TASK DETAILS:
Please copy all the lines that follow, word for word.

[Entries from a dataset]

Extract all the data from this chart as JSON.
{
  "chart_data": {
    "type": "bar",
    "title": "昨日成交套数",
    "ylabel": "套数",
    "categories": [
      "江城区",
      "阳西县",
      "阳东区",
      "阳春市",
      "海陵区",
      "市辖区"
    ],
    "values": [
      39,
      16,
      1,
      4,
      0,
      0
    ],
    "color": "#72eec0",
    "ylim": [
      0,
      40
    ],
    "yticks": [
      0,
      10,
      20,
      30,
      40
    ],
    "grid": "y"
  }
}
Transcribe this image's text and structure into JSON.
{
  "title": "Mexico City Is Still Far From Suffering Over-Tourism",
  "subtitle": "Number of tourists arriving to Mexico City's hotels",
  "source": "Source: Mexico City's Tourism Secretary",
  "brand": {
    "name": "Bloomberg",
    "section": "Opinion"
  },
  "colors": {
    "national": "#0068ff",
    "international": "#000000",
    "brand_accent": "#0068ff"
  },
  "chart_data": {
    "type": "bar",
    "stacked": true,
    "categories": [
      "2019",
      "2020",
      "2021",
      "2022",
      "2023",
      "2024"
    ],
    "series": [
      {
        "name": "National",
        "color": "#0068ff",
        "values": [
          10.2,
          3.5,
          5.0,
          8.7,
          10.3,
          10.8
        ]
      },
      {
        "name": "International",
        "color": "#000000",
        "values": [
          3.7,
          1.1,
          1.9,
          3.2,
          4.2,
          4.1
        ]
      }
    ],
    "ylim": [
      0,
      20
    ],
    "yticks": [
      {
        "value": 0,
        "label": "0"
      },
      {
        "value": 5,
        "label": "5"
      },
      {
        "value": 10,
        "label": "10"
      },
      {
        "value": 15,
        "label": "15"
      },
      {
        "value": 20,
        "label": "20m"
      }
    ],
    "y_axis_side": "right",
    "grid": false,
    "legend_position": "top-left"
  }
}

SOLUTION TO THIS PROBLEM:
Extract all the data from this chart as JSON.
{
  "chart_data": {
    "type": "bar",
    "title": "昨日成交套数",
    "ylabel": "套数",
    "categories": [
      "江城区",
      "阳西县",
      "阳东区",
      "阳春市",
      "海陵区",
      "市辖区"
    ],
    "values": [
      39,
      16,
      1,
      4,
      0,
      0
    ],
    "color": "#72eec0",
    "ylim": [
      0,
      40
    ],
    "yticks": [
      0,
      10,
      20,
      30,
      40
    ],
    "grid": "y"
  }
}
Transcribe this image's text and structure into JSON.
{
  "title": "Mexico City Is Still Far From Suffering Over-Tourism",
  "subtitle": "Number of tourists arriving to Mexico City's hotels",
  "source": "Source: Mexico City's Tourism Secretary",
  "brand": {
    "name": "Bloomberg",
    "section": "Opinion"
  },
  "colors": {
    "national": "#0068ff",
    "international": "#000000",
    "brand_accent": "#0068ff"
  },
  "chart_data": {
    "type": "bar",
    "stacked": true,
    "categories": [
      "2019",
      "2020",
      "2021",
      "2022",
      "2023",
      "2024"
    ],
    "series": [
      {
        "name": "National",
        "color": "#0068ff",
        "values": [
          10.2,
          3.5,
          5.0,
          8.7,
          10.3,
          10.8
        ]
      },
      {
        "name": "International",
        "color": "#000000",
        "values": [
          3.7,
          1.1,
          1.9,
          3.2,
          4.2,
          4.1
        ]
      }
    ],
    "ylim": [
      0,
      20
    ],
    "yticks": [
      {
        "value": 0,
        "label": "0"
      },
      {
        "value": 5,
        "label": "5"
      },
      {
        "value": 10,
        "label": "10"
      },
      {
        "value": 15,
        "label": "15"
      },
      {
        "value": 20,
        "label": "20m"
      }
    ],
    "y_axis_side": "right",
    "grid": false,
    "legend_position": "top-left"
  }
}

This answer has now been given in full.